▶ Records provided
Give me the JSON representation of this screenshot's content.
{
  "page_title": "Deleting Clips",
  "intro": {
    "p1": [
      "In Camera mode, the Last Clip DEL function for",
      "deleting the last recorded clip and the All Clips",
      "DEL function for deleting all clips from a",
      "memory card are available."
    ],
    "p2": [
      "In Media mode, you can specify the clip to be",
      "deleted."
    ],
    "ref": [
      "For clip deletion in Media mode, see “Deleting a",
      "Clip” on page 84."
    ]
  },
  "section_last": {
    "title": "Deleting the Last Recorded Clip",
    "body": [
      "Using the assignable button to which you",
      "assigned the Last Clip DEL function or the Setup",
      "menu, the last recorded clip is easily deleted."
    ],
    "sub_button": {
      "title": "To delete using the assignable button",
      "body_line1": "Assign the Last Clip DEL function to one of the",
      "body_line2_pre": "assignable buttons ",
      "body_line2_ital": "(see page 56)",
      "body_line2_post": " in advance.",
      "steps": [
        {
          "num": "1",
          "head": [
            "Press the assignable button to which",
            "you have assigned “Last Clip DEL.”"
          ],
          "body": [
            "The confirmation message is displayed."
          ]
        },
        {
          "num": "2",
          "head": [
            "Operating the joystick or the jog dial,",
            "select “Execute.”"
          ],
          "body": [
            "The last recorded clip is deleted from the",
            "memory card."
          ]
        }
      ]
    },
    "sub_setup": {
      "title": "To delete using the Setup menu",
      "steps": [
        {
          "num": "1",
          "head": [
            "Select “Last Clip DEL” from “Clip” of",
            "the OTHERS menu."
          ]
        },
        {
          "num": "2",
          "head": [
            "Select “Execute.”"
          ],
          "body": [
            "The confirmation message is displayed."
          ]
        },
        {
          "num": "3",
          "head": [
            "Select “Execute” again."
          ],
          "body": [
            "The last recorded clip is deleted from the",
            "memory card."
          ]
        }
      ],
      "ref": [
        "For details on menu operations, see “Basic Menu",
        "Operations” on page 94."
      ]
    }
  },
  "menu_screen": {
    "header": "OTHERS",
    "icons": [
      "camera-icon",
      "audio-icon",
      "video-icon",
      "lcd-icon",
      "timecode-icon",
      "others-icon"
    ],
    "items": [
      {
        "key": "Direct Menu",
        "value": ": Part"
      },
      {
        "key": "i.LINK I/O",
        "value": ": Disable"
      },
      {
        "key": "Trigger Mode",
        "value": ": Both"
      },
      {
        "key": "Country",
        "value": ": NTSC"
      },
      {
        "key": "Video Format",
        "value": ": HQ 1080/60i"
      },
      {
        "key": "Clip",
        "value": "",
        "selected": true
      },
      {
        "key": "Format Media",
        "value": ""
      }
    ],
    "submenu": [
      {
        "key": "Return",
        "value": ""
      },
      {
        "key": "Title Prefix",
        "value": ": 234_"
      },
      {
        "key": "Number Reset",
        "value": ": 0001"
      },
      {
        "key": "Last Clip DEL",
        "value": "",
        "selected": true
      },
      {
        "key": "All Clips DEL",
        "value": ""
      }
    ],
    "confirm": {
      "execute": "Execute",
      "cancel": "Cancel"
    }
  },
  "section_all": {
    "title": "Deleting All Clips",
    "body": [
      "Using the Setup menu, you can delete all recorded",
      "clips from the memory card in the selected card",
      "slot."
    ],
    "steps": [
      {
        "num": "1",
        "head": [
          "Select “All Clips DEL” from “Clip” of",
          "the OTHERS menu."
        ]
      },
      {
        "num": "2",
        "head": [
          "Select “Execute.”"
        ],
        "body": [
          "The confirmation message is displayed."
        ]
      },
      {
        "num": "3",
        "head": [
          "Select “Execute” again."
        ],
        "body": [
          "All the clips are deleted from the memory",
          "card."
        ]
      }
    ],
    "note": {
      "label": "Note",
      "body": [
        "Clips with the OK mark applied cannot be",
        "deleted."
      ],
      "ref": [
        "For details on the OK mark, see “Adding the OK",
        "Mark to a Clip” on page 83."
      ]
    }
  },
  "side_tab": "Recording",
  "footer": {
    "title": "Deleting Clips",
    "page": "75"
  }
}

▶ Problem requirements
Return the entries above exactly, each one complete.

▶ Answer to this task
Give me the JSON representation of this screenshot's content.
{
  "page_title": "Deleting Clips",
  "intro": {
    "p1": [
      "In Camera mode, the Last Clip DEL function for",
      "deleting the last recorded clip and the All Clips",
      "DEL function for deleting all clips from a",
      "memory card are available."
    ],
    "p2": [
      "In Media mode, you can specify the clip to be",
      "deleted."
    ],
    "ref": [
      "For clip deletion in Media mode, see “Deleting a",
      "Clip” on page 84."
    ]
  },
  "section_last": {
    "title": "Deleting the Last Recorded Clip",
    "body": [
      "Using the assignable button to which you",
      "assigned the Last Clip DEL function or the Setup",
      "menu, the last recorded clip is easily deleted."
    ],
    "sub_button": {
      "title": "To delete using the assignable button",
      "body_line1": "Assign the Last Clip DEL function to one of the",
      "body_line2_pre": "assignable buttons ",
      "body_line2_ital": "(see page 56)",
      "body_line2_post": " in advance.",
      "steps": [
        {
          "num": "1",
          "head": [
            "Press the assignable button to which",
            "you have assigned “Last Clip DEL.”"
          ],
          "body": [
            "The confirmation message is displayed."
          ]
        },
        {
          "num": "2",
          "head": [
            "Operating the joystick or the jog dial,",
            "select “Execute.”"
          ],
          "body": [
            "The last recorded clip is deleted from the",
            "memory card."
          ]
        }
      ]
    },
    "sub_setup": {
      "title": "To delete using the Setup menu",
      "steps": [
        {
          "num": "1",
          "head": [
            "Select “Last Clip DEL” from “Clip” of",
            "the OTHERS menu."
          ]
        },
        {
          "num": "2",
          "head": [
            "Select “Execute.”"
          ],
          "body": [
            "The confirmation message is displayed."
          ]
        },
        {
          "num": "3",
          "head": [
            "Select “Execute” again."
          ],
          "body": [
            "The last recorded clip is deleted from the",
            "memory card."
          ]
        }
      ],
      "ref": [
        "For details on menu operations, see “Basic Menu",
        "Operations” on page 94."
      ]
    }
  },
  "menu_screen": {
    "header": "OTHERS",
    "icons": [
      "camera-icon",
      "audio-icon",
      "video-icon",
      "lcd-icon",
      "timecode-icon",
      "others-icon"
    ],
    "items": [
      {
        "key": "Direct Menu",
        "value": ": Part"
      },
      {
        "key": "i.LINK I/O",
        "value": ": Disable"
      },
      {
        "key": "Trigger Mode",
        "value": ": Both"
      },
      {
        "key": "Country",
        "value": ": NTSC"
      },
      {
        "key": "Video Format",
        "value": ": HQ 1080/60i"
      },
      {
        "key": "Clip",
        "value": "",
        "selected": true
      },
      {
        "key": "Format Media",
        "value": ""
      }
    ],
    "submenu": [
      {
        "key": "Return",
        "value": ""
      },
      {
        "key": "Title Prefix",
        "value": ": 234_"
      },
      {
        "key": "Number Reset",
        "value": ": 0001"
      },
      {
        "key": "Last Clip DEL",
        "value": "",
        "selected": true
      },
      {
        "key": "All Clips DEL",
        "value": ""
      }
    ],
    "confirm": {
      "execute": "Execute",
      "cancel": "Cancel"
    }
  },
  "section_all": {
    "title": "Deleting All Clips",
    "body": [
      "Using the Setup menu, you can delete all recorded",
      "clips from the memory card in the selected card",
      "slot."
    ],
    "steps": [
      {
        "num": "1",
        "head": [
          "Select “All Clips DEL” from “Clip” of",
          "the OTHERS menu."
        ]
      },
      {
        "num": "2",
        "head": [
          "Select “Execute.”"
        ],
        "body": [
          "The confirmation message is displayed."
        ]
      },
      {
        "num": "3",
        "head": [
          "Select “Execute” again."
        ],
        "body": [
          "All the clips are deleted from the memory",
          "card."
        ]
      }
    ],
    "note": {
      "label": "Note",
      "body": [
        "Clips with the OK mark applied cannot be",
        "deleted."
      ],
      "ref": [
        "For details on the OK mark, see “Adding the OK",
        "Mark to a Clip” on page 83."
      ]
    }
  },
  "side_tab": "Recording",
  "footer": {
    "title": "Deleting Clips",
    "page": "75"
  }
}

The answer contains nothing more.